What the exercise asks ->
Set each entry down verbatim, omitting images.

___ Records provided ___

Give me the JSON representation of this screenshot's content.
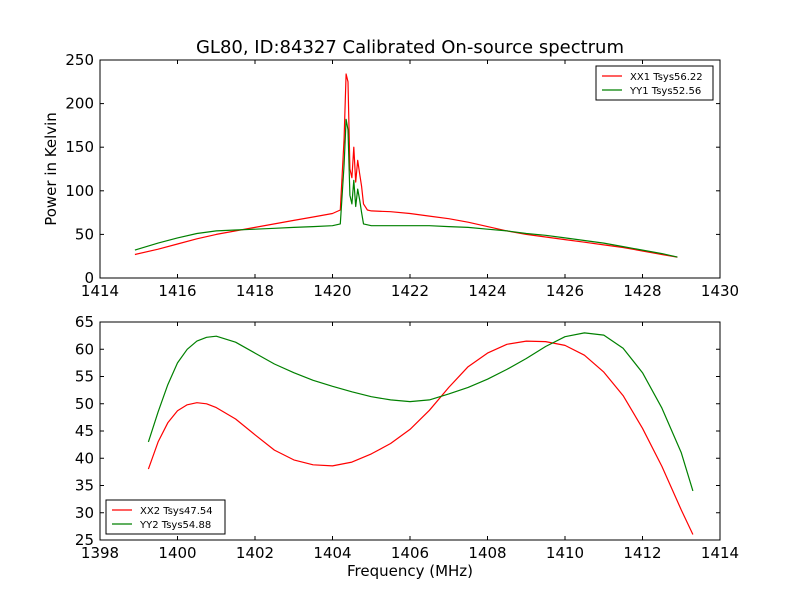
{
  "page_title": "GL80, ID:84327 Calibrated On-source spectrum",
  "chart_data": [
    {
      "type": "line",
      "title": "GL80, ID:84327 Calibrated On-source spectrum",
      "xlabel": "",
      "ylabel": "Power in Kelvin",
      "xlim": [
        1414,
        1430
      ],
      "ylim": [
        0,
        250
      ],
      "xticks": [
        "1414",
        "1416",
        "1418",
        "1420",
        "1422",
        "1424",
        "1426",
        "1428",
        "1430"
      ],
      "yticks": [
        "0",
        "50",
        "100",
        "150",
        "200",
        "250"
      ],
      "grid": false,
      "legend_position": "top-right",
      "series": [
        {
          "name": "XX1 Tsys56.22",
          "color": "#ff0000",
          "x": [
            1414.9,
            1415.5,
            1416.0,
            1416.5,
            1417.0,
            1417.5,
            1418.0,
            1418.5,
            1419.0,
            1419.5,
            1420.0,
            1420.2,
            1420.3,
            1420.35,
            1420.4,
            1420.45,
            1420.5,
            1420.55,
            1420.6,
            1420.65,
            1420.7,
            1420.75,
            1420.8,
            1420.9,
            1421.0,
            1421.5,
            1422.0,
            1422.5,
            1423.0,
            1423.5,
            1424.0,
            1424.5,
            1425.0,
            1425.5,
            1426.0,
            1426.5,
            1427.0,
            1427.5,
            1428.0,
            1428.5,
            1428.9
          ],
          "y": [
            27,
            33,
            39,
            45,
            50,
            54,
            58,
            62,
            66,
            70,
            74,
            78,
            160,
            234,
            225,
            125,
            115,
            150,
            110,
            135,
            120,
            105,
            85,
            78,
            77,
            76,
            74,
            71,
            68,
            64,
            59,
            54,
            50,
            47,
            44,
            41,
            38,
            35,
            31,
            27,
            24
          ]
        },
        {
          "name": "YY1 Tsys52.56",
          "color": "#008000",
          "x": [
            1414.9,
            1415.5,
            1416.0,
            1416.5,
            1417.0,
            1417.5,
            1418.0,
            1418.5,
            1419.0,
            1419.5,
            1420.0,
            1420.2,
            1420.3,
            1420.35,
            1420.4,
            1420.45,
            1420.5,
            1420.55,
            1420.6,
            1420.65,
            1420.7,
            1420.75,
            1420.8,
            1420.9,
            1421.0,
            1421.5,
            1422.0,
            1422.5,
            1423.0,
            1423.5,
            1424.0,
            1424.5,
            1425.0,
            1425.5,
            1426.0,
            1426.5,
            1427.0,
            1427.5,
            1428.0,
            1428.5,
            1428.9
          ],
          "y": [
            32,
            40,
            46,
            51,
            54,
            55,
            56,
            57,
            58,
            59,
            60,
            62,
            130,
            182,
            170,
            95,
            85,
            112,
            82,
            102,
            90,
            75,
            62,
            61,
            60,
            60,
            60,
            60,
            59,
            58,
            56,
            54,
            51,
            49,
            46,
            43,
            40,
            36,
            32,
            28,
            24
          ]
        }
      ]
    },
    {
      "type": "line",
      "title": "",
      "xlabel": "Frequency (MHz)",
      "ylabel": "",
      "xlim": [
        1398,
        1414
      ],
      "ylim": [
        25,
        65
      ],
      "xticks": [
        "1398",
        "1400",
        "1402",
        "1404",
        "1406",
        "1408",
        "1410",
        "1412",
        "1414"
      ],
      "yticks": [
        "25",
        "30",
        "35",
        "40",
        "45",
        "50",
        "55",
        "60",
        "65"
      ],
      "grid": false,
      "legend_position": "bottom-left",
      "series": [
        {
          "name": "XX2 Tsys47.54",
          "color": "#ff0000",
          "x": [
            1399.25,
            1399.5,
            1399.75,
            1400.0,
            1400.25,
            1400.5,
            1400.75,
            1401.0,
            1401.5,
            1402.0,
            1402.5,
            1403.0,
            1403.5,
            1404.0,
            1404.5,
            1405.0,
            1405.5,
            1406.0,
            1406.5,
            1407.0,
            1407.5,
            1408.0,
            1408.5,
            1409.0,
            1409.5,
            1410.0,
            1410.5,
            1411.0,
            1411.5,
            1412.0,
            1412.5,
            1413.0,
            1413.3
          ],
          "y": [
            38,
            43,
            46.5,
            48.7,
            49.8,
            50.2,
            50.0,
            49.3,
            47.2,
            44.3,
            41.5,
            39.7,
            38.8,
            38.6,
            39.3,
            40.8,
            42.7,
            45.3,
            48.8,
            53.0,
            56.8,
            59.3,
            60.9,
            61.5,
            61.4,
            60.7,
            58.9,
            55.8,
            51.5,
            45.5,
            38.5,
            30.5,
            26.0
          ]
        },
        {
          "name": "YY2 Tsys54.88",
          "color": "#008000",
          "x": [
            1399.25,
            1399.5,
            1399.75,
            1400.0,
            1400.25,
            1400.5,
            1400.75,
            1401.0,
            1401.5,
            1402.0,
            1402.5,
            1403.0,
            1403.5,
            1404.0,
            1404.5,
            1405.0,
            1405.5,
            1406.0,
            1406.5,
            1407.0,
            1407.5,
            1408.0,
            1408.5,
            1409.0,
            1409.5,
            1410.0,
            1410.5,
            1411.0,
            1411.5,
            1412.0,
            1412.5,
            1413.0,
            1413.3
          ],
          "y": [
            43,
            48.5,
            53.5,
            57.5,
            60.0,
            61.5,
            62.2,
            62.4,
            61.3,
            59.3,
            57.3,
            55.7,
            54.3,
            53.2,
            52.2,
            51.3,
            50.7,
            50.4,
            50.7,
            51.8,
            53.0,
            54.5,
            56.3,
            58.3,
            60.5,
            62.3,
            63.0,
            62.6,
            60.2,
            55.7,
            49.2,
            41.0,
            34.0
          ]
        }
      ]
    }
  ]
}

___

The result ->
Give me the JSON representation of this screenshot's content.
{
  "page_title": "GL80, ID:84327 Calibrated On-source spectrum",
  "chart_data": [
    {
      "type": "line",
      "title": "GL80, ID:84327 Calibrated On-source spectrum",
      "xlabel": "",
      "ylabel": "Power in Kelvin",
      "xlim": [
        1414,
        1430
      ],
      "ylim": [
        0,
        250
      ],
      "xticks": [
        "1414",
        "1416",
        "1418",
        "1420",
        "1422",
        "1424",
        "1426",
        "1428",
        "1430"
      ],
      "yticks": [
        "0",
        "50",
        "100",
        "150",
        "200",
        "250"
      ],
      "grid": false,
      "legend_position": "top-right",
      "series": [
        {
          "name": "XX1 Tsys56.22",
          "color": "#ff0000",
          "x": [
            1414.9,
            1415.5,
            1416.0,
            1416.5,
            1417.0,
            1417.5,
            1418.0,
            1418.5,
            1419.0,
            1419.5,
            1420.0,
            1420.2,
            1420.3,
            1420.35,
            1420.4,
            1420.45,
            1420.5,
            1420.55,
            1420.6,
            1420.65,
            1420.7,
            1420.75,
            1420.8,
            1420.9,
            1421.0,
            1421.5,
            1422.0,
            1422.5,
            1423.0,
            1423.5,
            1424.0,
            1424.5,
            1425.0,
            1425.5,
            1426.0,
            1426.5,
            1427.0,
            1427.5,
            1428.0,
            1428.5,
            1428.9
          ],
          "y": [
            27,
            33,
            39,
            45,
            50,
            54,
            58,
            62,
            66,
            70,
            74,
            78,
            160,
            234,
            225,
            125,
            115,
            150,
            110,
            135,
            120,
            105,
            85,
            78,
            77,
            76,
            74,
            71,
            68,
            64,
            59,
            54,
            50,
            47,
            44,
            41,
            38,
            35,
            31,
            27,
            24
          ]
        },
        {
          "name": "YY1 Tsys52.56",
          "color": "#008000",
          "x": [
            1414.9,
            1415.5,
            1416.0,
            1416.5,
            1417.0,
            1417.5,
            1418.0,
            1418.5,
            1419.0,
            1419.5,
            1420.0,
            1420.2,
            1420.3,
            1420.35,
            1420.4,
            1420.45,
            1420.5,
            1420.55,
            1420.6,
            1420.65,
            1420.7,
            1420.75,
            1420.8,
            1420.9,
            1421.0,
            1421.5,
            1422.0,
            1422.5,
            1423.0,
            1423.5,
            1424.0,
            1424.5,
            1425.0,
            1425.5,
            1426.0,
            1426.5,
            1427.0,
            1427.5,
            1428.0,
            1428.5,
            1428.9
          ],
          "y": [
            32,
            40,
            46,
            51,
            54,
            55,
            56,
            57,
            58,
            59,
            60,
            62,
            130,
            182,
            170,
            95,
            85,
            112,
            82,
            102,
            90,
            75,
            62,
            61,
            60,
            60,
            60,
            60,
            59,
            58,
            56,
            54,
            51,
            49,
            46,
            43,
            40,
            36,
            32,
            28,
            24
          ]
        }
      ]
    },
    {
      "type": "line",
      "title": "",
      "xlabel": "Frequency (MHz)",
      "ylabel": "",
      "xlim": [
        1398,
        1414
      ],
      "ylim": [
        25,
        65
      ],
      "xticks": [
        "1398",
        "1400",
        "1402",
        "1404",
        "1406",
        "1408",
        "1410",
        "1412",
        "1414"
      ],
      "yticks": [
        "25",
        "30",
        "35",
        "40",
        "45",
        "50",
        "55",
        "60",
        "65"
      ],
      "grid": false,
      "legend_position": "bottom-left",
      "series": [
        {
          "name": "XX2 Tsys47.54",
          "color": "#ff0000",
          "x": [
            1399.25,
            1399.5,
            1399.75,
            1400.0,
            1400.25,
            1400.5,
            1400.75,
            1401.0,
            1401.5,
            1402.0,
            1402.5,
            1403.0,
            1403.5,
            1404.0,
            1404.5,
            1405.0,
            1405.5,
            1406.0,
            1406.5,
            1407.0,
            1407.5,
            1408.0,
            1408.5,
            1409.0,
            1409.5,
            1410.0,
            1410.5,
            1411.0,
            1411.5,
            1412.0,
            1412.5,
            1413.0,
            1413.3
          ],
          "y": [
            38,
            43,
            46.5,
            48.7,
            49.8,
            50.2,
            50.0,
            49.3,
            47.2,
            44.3,
            41.5,
            39.7,
            38.8,
            38.6,
            39.3,
            40.8,
            42.7,
            45.3,
            48.8,
            53.0,
            56.8,
            59.3,
            60.9,
            61.5,
            61.4,
            60.7,
            58.9,
            55.8,
            51.5,
            45.5,
            38.5,
            30.5,
            26.0
          ]
        },
        {
          "name": "YY2 Tsys54.88",
          "color": "#008000",
          "x": [
            1399.25,
            1399.5,
            1399.75,
            1400.0,
            1400.25,
            1400.5,
            1400.75,
            1401.0,
            1401.5,
            1402.0,
            1402.5,
            1403.0,
            1403.5,
            1404.0,
            1404.5,
            1405.0,
            1405.5,
            1406.0,
            1406.5,
            1407.0,
            1407.5,
            1408.0,
            1408.5,
            1409.0,
            1409.5,
            1410.0,
            1410.5,
            1411.0,
            1411.5,
            1412.0,
            1412.5,
            1413.0,
            1413.3
          ],
          "y": [
            43,
            48.5,
            53.5,
            57.5,
            60.0,
            61.5,
            62.2,
            62.4,
            61.3,
            59.3,
            57.3,
            55.7,
            54.3,
            53.2,
            52.2,
            51.3,
            50.7,
            50.4,
            50.7,
            51.8,
            53.0,
            54.5,
            56.3,
            58.3,
            60.5,
            62.3,
            63.0,
            62.6,
            60.2,
            55.7,
            49.2,
            41.0,
            34.0
          ]
        }
      ]
    }
  ]
}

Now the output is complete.